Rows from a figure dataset
━━━━

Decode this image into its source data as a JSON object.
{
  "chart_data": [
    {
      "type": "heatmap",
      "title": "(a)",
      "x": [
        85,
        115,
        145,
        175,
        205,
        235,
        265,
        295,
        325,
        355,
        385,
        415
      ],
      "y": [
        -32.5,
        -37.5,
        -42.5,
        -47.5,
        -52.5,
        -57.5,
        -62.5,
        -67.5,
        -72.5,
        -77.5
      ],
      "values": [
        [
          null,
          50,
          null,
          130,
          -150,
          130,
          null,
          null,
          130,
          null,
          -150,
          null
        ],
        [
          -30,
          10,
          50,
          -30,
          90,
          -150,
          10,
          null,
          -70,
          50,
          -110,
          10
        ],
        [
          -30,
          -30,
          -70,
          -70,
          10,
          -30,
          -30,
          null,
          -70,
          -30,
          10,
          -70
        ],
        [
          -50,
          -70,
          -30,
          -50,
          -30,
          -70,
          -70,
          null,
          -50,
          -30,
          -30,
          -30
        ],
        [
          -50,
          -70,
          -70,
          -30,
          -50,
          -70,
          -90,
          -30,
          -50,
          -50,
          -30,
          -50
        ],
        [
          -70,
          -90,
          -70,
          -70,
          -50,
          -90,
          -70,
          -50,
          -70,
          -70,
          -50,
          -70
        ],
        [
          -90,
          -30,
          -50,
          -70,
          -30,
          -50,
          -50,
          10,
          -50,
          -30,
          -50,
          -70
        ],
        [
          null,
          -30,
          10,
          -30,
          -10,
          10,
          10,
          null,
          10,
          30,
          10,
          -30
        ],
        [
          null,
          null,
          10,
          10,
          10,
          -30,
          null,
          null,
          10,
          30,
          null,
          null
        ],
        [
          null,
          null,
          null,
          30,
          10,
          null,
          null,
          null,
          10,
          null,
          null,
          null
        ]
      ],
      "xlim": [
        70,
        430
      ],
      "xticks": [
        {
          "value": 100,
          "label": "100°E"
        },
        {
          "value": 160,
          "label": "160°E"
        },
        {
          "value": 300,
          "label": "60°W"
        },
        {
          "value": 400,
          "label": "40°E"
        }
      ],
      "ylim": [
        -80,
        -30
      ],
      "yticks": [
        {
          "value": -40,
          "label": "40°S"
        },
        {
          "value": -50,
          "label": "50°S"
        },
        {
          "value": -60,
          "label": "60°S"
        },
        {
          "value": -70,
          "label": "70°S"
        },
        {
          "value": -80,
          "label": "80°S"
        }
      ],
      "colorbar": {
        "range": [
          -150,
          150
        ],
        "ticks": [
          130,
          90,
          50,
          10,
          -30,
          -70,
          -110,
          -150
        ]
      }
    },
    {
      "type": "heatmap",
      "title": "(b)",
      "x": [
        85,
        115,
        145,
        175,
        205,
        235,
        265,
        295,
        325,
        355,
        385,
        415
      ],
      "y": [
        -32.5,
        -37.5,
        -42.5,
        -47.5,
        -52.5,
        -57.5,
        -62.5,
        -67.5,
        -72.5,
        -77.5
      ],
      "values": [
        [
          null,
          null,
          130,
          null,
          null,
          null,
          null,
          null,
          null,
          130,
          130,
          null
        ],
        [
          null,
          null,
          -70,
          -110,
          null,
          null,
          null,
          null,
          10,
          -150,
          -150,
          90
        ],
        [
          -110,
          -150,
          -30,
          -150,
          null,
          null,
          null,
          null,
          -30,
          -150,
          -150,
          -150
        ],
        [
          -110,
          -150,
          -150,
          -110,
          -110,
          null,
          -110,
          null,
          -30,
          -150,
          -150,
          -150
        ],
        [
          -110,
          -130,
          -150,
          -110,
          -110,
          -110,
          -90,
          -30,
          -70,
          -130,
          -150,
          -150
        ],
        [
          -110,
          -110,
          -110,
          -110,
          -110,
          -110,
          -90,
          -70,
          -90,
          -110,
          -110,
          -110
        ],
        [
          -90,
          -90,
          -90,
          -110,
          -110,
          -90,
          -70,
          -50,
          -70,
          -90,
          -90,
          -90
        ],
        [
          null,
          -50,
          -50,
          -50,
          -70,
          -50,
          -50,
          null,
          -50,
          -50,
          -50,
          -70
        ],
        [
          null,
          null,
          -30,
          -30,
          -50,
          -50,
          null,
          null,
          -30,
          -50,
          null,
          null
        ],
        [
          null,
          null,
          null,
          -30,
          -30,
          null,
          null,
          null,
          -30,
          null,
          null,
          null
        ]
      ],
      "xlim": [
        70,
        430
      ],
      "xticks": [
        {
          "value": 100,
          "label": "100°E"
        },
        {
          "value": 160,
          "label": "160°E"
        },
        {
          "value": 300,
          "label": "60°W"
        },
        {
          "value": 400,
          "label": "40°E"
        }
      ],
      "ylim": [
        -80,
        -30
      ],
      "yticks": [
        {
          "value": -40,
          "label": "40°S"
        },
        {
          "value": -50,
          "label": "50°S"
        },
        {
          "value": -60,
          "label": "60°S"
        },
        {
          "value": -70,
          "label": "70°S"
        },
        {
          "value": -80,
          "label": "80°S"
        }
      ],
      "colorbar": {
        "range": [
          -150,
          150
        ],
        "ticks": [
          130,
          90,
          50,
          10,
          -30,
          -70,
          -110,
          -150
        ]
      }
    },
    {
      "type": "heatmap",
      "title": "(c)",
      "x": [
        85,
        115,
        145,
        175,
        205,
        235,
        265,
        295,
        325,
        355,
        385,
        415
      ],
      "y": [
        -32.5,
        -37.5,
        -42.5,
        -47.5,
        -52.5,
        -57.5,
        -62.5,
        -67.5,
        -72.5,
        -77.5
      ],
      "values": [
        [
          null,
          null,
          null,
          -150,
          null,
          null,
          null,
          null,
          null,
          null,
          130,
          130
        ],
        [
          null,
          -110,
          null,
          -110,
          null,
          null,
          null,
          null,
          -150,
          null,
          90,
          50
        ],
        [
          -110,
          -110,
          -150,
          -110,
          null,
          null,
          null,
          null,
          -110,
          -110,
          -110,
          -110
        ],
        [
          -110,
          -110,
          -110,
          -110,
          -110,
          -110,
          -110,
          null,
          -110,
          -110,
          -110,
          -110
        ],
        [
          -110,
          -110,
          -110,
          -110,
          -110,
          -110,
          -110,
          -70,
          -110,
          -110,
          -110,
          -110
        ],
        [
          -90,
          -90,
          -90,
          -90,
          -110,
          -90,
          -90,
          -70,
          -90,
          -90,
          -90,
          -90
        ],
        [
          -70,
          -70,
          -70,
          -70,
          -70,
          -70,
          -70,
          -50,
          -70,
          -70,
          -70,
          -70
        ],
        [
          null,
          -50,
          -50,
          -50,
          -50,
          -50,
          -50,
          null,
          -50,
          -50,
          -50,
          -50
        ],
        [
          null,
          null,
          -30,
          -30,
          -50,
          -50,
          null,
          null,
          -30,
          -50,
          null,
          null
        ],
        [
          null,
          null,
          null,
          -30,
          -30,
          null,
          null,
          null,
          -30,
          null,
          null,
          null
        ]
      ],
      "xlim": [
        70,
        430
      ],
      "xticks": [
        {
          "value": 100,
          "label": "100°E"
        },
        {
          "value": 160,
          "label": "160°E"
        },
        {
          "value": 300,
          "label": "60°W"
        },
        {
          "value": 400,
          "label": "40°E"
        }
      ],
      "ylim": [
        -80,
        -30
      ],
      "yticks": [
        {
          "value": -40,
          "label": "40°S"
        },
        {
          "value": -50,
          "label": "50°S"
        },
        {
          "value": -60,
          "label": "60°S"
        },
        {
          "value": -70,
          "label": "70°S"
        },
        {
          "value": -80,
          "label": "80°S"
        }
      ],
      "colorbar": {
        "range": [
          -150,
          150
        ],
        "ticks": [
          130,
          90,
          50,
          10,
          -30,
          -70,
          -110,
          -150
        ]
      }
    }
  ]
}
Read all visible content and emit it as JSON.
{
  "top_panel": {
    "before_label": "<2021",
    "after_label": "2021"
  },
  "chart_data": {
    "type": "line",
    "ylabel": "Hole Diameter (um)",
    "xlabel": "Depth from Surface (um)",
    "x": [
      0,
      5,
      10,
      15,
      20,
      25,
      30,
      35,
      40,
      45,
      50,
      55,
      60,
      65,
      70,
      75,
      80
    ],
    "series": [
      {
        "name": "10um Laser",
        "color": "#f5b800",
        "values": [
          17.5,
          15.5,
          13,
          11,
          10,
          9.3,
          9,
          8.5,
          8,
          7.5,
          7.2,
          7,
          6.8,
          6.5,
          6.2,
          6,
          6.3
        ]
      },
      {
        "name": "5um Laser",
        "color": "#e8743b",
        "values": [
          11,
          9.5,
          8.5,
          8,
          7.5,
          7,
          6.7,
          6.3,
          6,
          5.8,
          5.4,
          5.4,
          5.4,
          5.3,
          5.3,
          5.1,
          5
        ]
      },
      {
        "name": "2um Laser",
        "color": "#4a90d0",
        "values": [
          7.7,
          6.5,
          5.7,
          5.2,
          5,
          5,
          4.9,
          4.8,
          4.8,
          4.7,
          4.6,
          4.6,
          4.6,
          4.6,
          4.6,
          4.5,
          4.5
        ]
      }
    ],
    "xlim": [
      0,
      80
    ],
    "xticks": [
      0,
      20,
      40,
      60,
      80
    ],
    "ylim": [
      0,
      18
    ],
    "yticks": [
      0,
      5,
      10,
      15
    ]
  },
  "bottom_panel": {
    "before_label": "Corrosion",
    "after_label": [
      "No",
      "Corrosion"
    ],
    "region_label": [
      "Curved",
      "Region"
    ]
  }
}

━━━━

## SHORT EXERCISE
Extract the closing run of lines, starting with the one containing "Read all visible content and emit it as JSON." and ending at the last, exactly as written.

## TASK RESULT
Read all visible content and emit it as JSON.
{
  "top_panel": {
    "before_label": "<2021",
    "after_label": "2021"
  },
  "chart_data": {
    "type": "line",
    "ylabel": "Hole Diameter (um)",
    "xlabel": "Depth from Surface (um)",
    "x": [
      0,
      5,
      10,
      15,
      20,
      25,
      30,
      35,
      40,
      45,
      50,
      55,
      60,
      65,
      70,
      75,
      80
    ],
    "series": [
      {
        "name": "10um Laser",
        "color": "#f5b800",
        "values": [
          17.5,
          15.5,
          13,
          11,
          10,
          9.3,
          9,
          8.5,
          8,
          7.5,
          7.2,
          7,
          6.8,
          6.5,
          6.2,
          6,
          6.3
        ]
      },
      {
        "name": "5um Laser",
        "color": "#e8743b",
        "values": [
          11,
          9.5,
          8.5,
          8,
          7.5,
          7,
          6.7,
          6.3,
          6,
          5.8,
          5.4,
          5.4,
          5.4,
          5.3,
          5.3,
          5.1,
          5
        ]
      },
      {
        "name": "2um Laser",
        "color": "#4a90d0",
        "values": [
          7.7,
          6.5,
          5.7,
          5.2,
          5,
          5,
          4.9,
          4.8,
          4.8,
          4.7,
          4.6,
          4.6,
          4.6,
          4.6,
          4.6,
          4.5,
          4.5
        ]
      }
    ],
    "xlim": [
      0,
      80
    ],
    "xticks": [
      0,
      20,
      40,
      60,
      80
    ],
    "ylim": [
      0,
      18
    ],
    "yticks": [
      0,
      5,
      10,
      15
    ]
  },
  "bottom_panel": {
    "before_label": "Corrosion",
    "after_label": [
      "No",
      "Corrosion"
    ],
    "region_label": [
      "Curved",
      "Region"
    ]
  }
}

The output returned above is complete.